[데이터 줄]
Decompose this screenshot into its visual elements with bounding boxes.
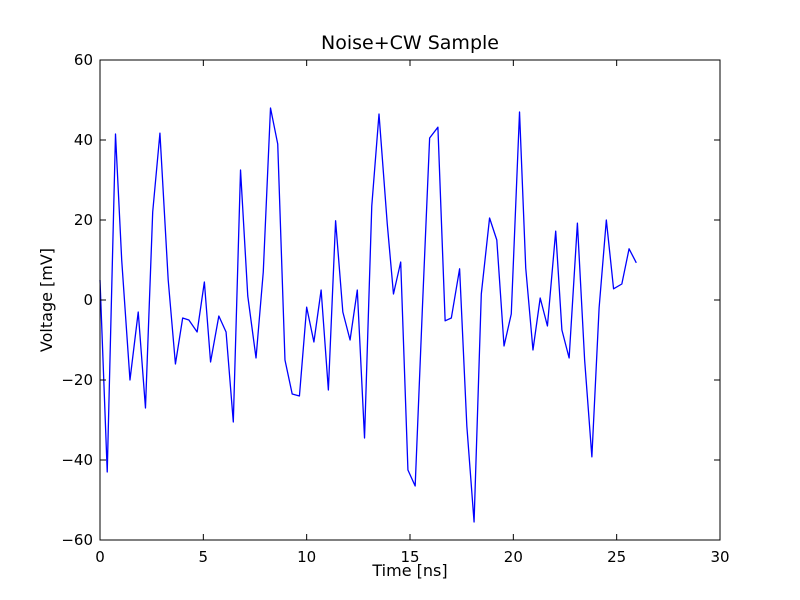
x-tick-label-4: 20 [504,548,523,566]
series-layer [99,107,637,523]
x-tick-label-2: 10 [297,548,316,566]
x-axis-label: Time [ns] [371,561,447,580]
y-axis-label: Voltage [mV] [37,248,56,352]
x-tick-label-3: 15 [400,548,419,566]
tick-layer: 0 5 10 15 20 25 30 −60 −40 −20 0 20 40 60 [61,51,729,566]
y-tick-label-5: 40 [74,131,93,149]
y-tick-label-6: 60 [74,51,93,69]
series-line-0 [99,107,637,523]
y-tick-label-3: 0 [83,291,93,309]
y-tick-label-4: 20 [74,211,93,229]
y-tick-label-2: −20 [61,371,93,389]
x-tick-label-6: 30 [710,548,729,566]
plot-area [100,60,720,540]
x-tick-label-5: 25 [607,548,626,566]
chart-title: Noise+CW Sample [321,32,499,54]
x-tick-label-0: 0 [95,548,105,566]
x-tick-label-1: 5 [199,548,209,566]
y-tick-label-0: −60 [61,531,93,549]
y-tick-label-1: −40 [61,451,93,469]
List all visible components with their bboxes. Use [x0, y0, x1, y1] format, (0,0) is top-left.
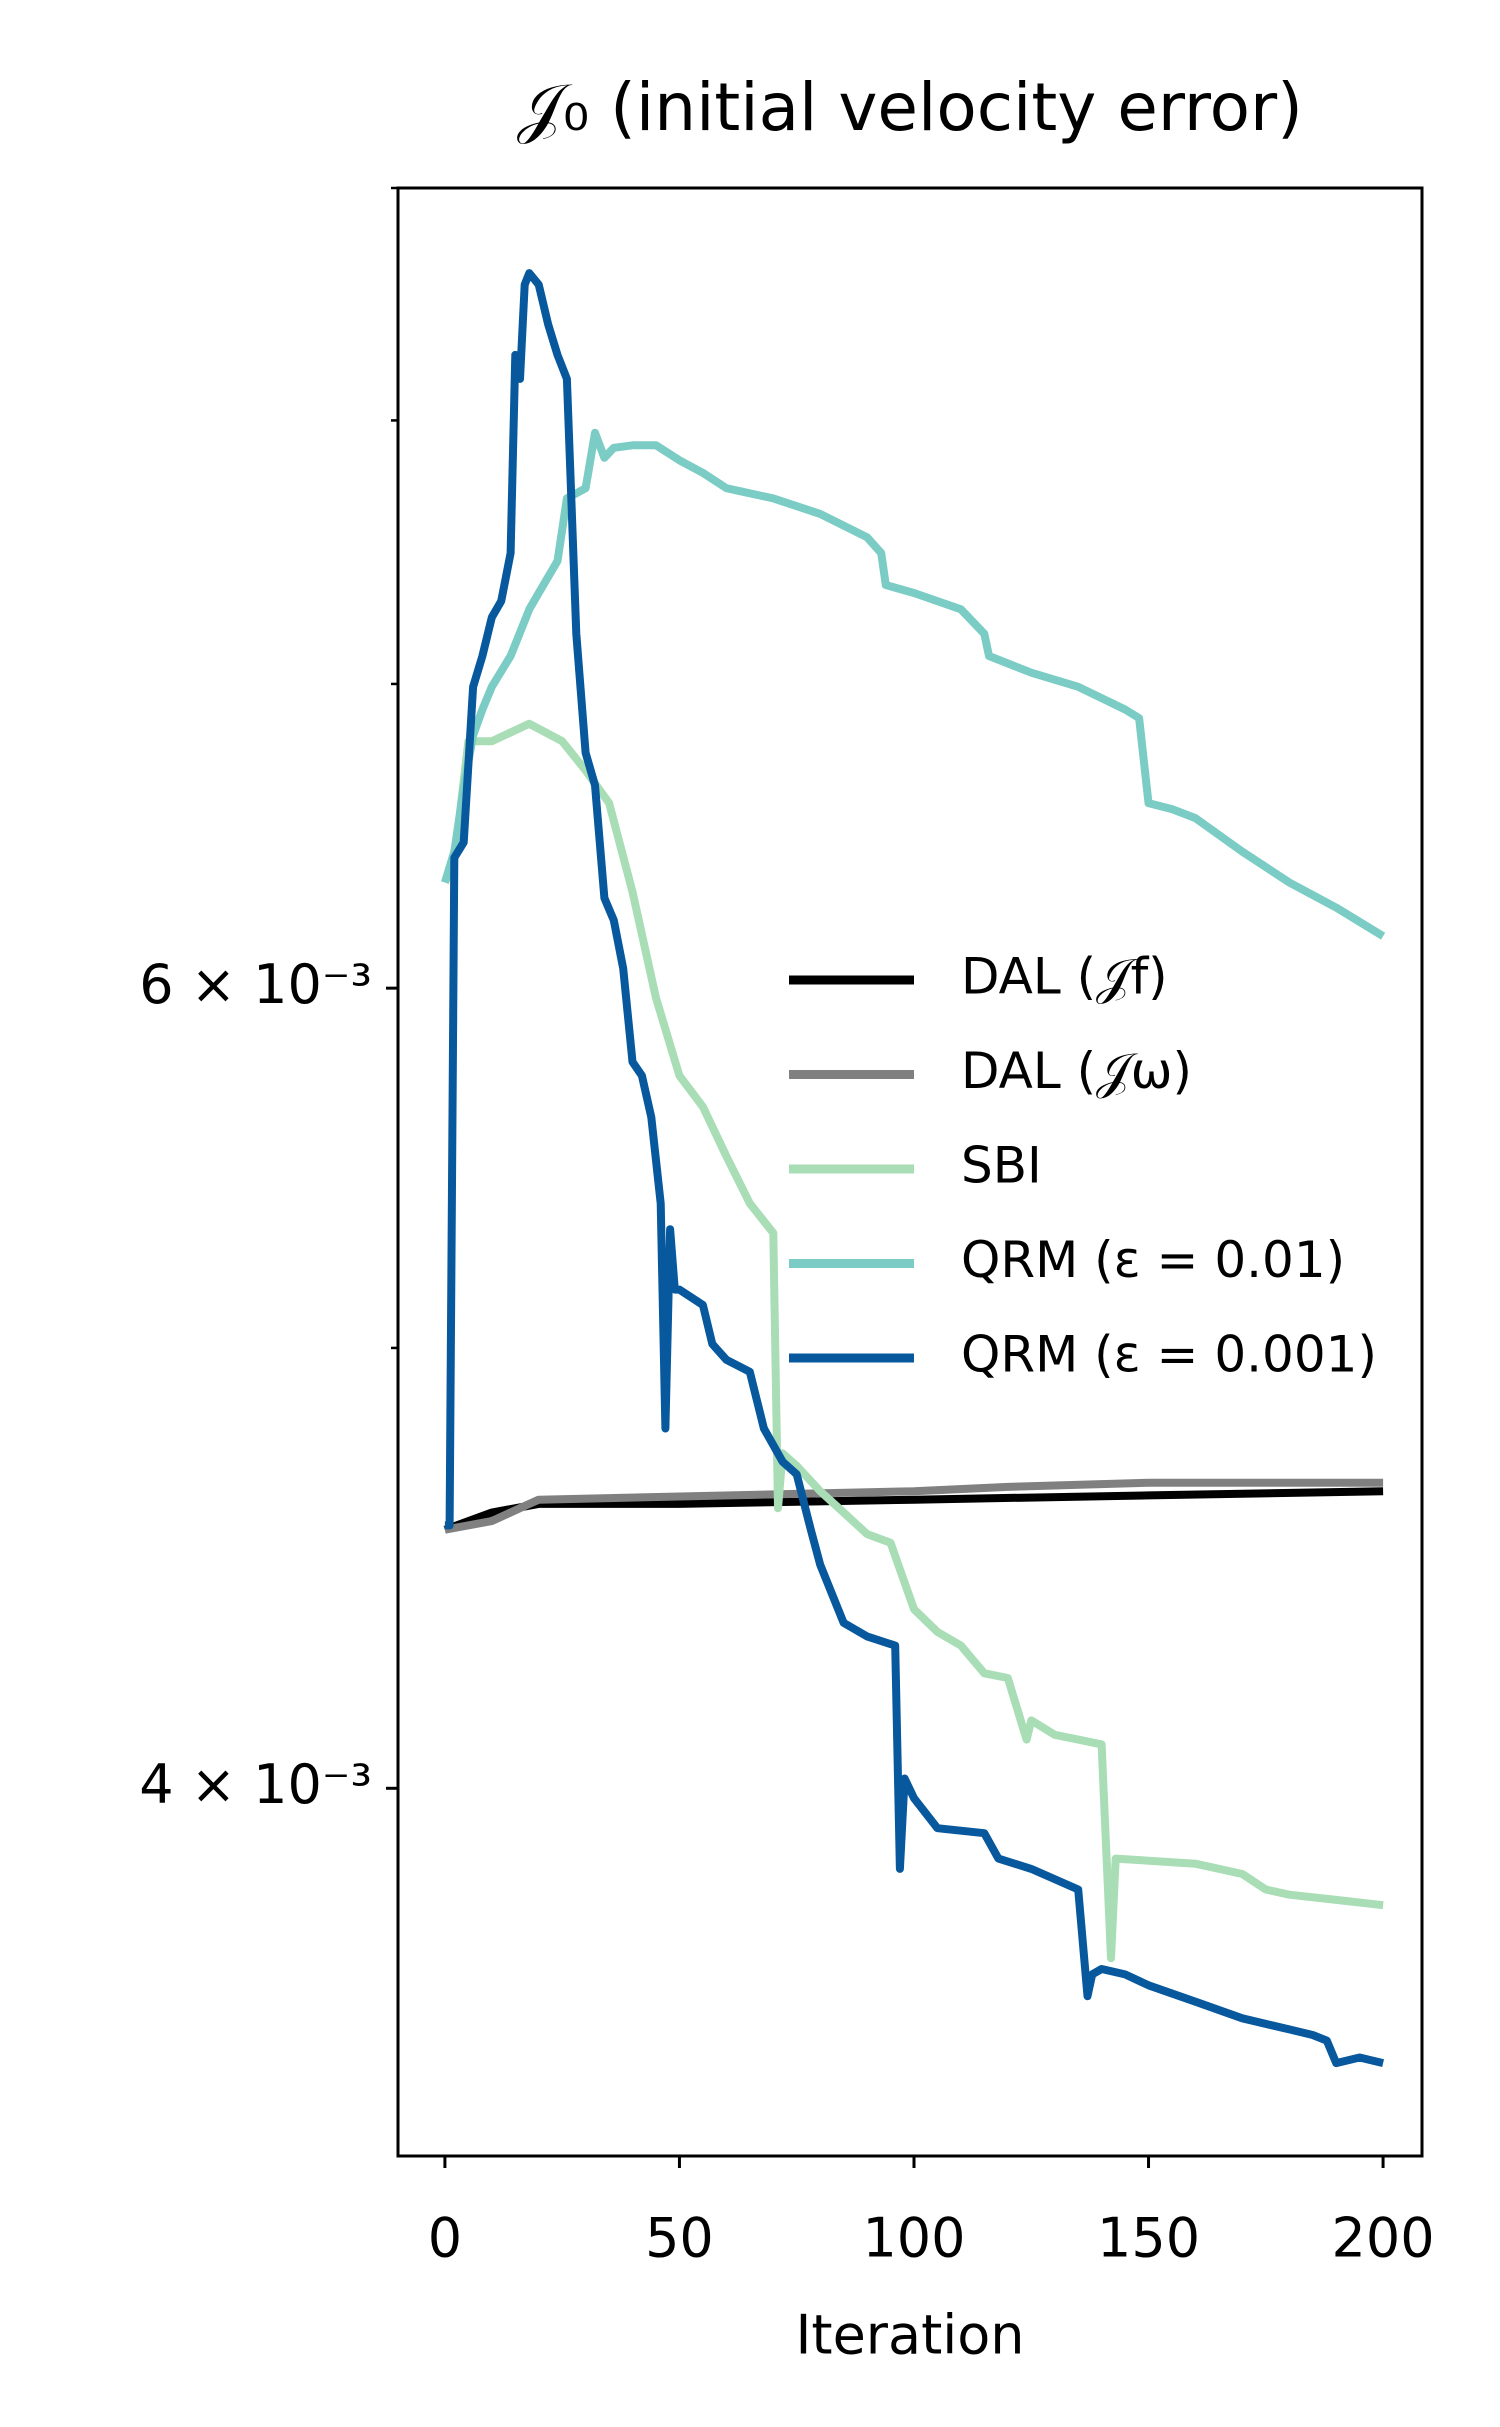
legend-label: DAL (𝒥ω)	[961, 1042, 1192, 1100]
y-tick-label: 6 × 10⁻³	[139, 953, 372, 1016]
series-line	[444, 1478, 1384, 1534]
legend-label: QRM (ε = 0.01)	[961, 1231, 1345, 1289]
chart-title: 𝒥₀ (initial velocity error)	[517, 69, 1303, 146]
series-line	[441, 428, 1386, 940]
legend-label: SBI	[961, 1137, 1042, 1195]
x-tick-label: 50	[645, 2207, 714, 2270]
legend-label: QRM (ε = 0.001)	[961, 1326, 1377, 1384]
x-tick-label: 0	[428, 2207, 462, 2270]
plot-frame	[396, 186, 1424, 2158]
x-tick-label: 200	[1332, 2207, 1435, 2270]
series-line	[443, 1487, 1384, 1534]
legend-label: DAL (𝒥f)	[961, 948, 1168, 1006]
x-tick-label: 150	[1097, 2207, 1200, 2270]
x-tick-label: 100	[862, 2207, 965, 2270]
y-tick-label: 4 × 10⁻³	[139, 1753, 372, 1816]
x-axis-label: Iteration	[795, 2304, 1024, 2367]
series-line	[444, 269, 1385, 2068]
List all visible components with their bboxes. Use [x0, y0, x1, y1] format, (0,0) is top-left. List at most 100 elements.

(할 일)
위 자료를 줄마다 한 행씩, '번호'와 '줄 내용' 두 열이 있는 마크다운 표로 바꾸세요. 빈 줄과 그림은 표에 넣지 마세요.

(답변)
| 번호 | 줄 내용 |
|---|---|
| 1 | Decompose this screenshot into its visual elements with bounding boxes. |
| 2 | x-tick-label-4: 20 [504,548,523,566] |
| 3 | series-layer [99,107,637,523] |
| 4 | x-tick-label-2: 10 [297,548,316,566] |
| 5 | x-axis-label: Time [ns] [371,561,447,580] |
| 6 | y-axis-label: Voltage [mV] [37,248,56,352] |
| 7 | x-tick-label-3: 15 [400,548,419,566] |
| 8 | tick-layer: 0 5 10 15 20 25 30 −60 −40 −20 0 20 40 60 [61,51,729,566] |
| 9 | y-tick-label-5: 40 [74,131,93,149] |
| 10 | y-tick-label-6: 60 [74,51,93,69] |
| 11 | series-line-0 [99,107,637,523] |
| 12 | y-tick-label-3: 0 [83,291,93,309] |
| 13 | y-tick-label-4: 20 [74,211,93,229] |
| 14 | y-tick-label-2: −20 [61,371,93,389] |
| 15 | x-tick-label-6: 30 [710,548,729,566] |
| 16 | plot-area [100,60,720,540] |
| 17 | x-tick-label-5: 25 [607,548,626,566] |
| 18 | chart-title: Noise+CW Sample [321,32,499,54] |
| 19 | x-tick-label-0: 0 [95,548,105,566] |
| 20 | x-tick-label-1: 5 [199,548,209,566] |
| 21 | y-tick-label-0: −60 [61,531,93,549] |
| 22 | y-tick-label-1: −40 [61,451,93,469] |
| 23 | List all visible components with their bboxes. Use [x0, y0, x1, y1] format, (0,0) is top-left. |
| 24 | legend-label: DAL (𝒥ω)	[961, 1042, 1192, 1100] |
| 25 | y-tick-label: 6 × 10⁻³	[139, 953, 372, 1016] |
| 26 | series-line	[444, 1478, 1384, 1534] |
| 27 | legend-label: QRM (ε = 0.01)	[961, 1231, 1345, 1289] |
| 28 | chart-title: 𝒥₀ (initial velocity error)	[517, 69, 1303, 146] |
| 29 | series-line	[441, 428, 1386, 940] |
| 30 | legend-label: SBI	[961, 1137, 1042, 1195] |
| 31 | x-tick-label: 50	[645, 2207, 714, 2270] |
| 32 | legend-label: QRM (ε = 0.001)	[961, 1326, 1377, 1384] |
| 33 | x-tick-label: 0	[428, 2207, 462, 2270] |
| 34 | plot-frame	[396, 186, 1424, 2158] |
| 35 | x-tick-label: 200	[1332, 2207, 1435, 2270] |
| 36 | series-line	[443, 1487, 1384, 1534] |
| 37 | legend-label: DAL (𝒥f)	[961, 948, 1168, 1006] |
| 38 | x-tick-label: 150	[1097, 2207, 1200, 2270] |
| 39 | x-tick-label: 100	[862, 2207, 965, 2270] |
| 40 | y-tick-label: 4 × 10⁻³	[139, 1753, 372, 1816] |
| 41 | x-axis-label: Iteration	[795, 2304, 1024, 2367] |
| 42 | series-line	[444, 269, 1385, 2068] |
| 43 | List all visible components with their bboxes. Use [x0, y0, x1, y1] format, (0,0) is top-left. List at most 100 elements. |